Take every line containing "example" out of the records.

======

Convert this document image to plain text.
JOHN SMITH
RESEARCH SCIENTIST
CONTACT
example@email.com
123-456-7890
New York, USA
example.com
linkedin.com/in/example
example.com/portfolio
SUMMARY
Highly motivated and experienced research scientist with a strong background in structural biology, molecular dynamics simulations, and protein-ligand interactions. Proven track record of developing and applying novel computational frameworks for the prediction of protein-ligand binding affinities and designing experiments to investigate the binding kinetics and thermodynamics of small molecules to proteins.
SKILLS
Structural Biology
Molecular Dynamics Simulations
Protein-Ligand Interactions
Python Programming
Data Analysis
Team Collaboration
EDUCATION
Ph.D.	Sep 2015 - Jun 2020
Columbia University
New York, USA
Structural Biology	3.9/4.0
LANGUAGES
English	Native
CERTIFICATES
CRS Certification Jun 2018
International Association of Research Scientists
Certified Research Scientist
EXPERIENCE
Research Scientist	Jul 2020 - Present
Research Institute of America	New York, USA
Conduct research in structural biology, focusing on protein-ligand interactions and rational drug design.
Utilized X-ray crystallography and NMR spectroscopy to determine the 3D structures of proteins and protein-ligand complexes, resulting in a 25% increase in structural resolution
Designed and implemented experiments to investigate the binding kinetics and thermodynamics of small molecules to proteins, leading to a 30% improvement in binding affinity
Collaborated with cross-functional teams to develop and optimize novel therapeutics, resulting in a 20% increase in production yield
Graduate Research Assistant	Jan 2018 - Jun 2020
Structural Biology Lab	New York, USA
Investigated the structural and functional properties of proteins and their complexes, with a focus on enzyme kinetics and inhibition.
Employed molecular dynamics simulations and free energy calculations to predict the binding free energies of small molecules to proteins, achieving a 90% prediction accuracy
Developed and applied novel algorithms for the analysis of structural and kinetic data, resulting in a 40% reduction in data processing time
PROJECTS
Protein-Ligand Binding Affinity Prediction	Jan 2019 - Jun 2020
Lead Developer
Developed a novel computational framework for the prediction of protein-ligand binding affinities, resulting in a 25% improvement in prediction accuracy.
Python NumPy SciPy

======

### Solution to the exercise
example@email.com
example.com
linkedin.com/in/example
example.com/portfolio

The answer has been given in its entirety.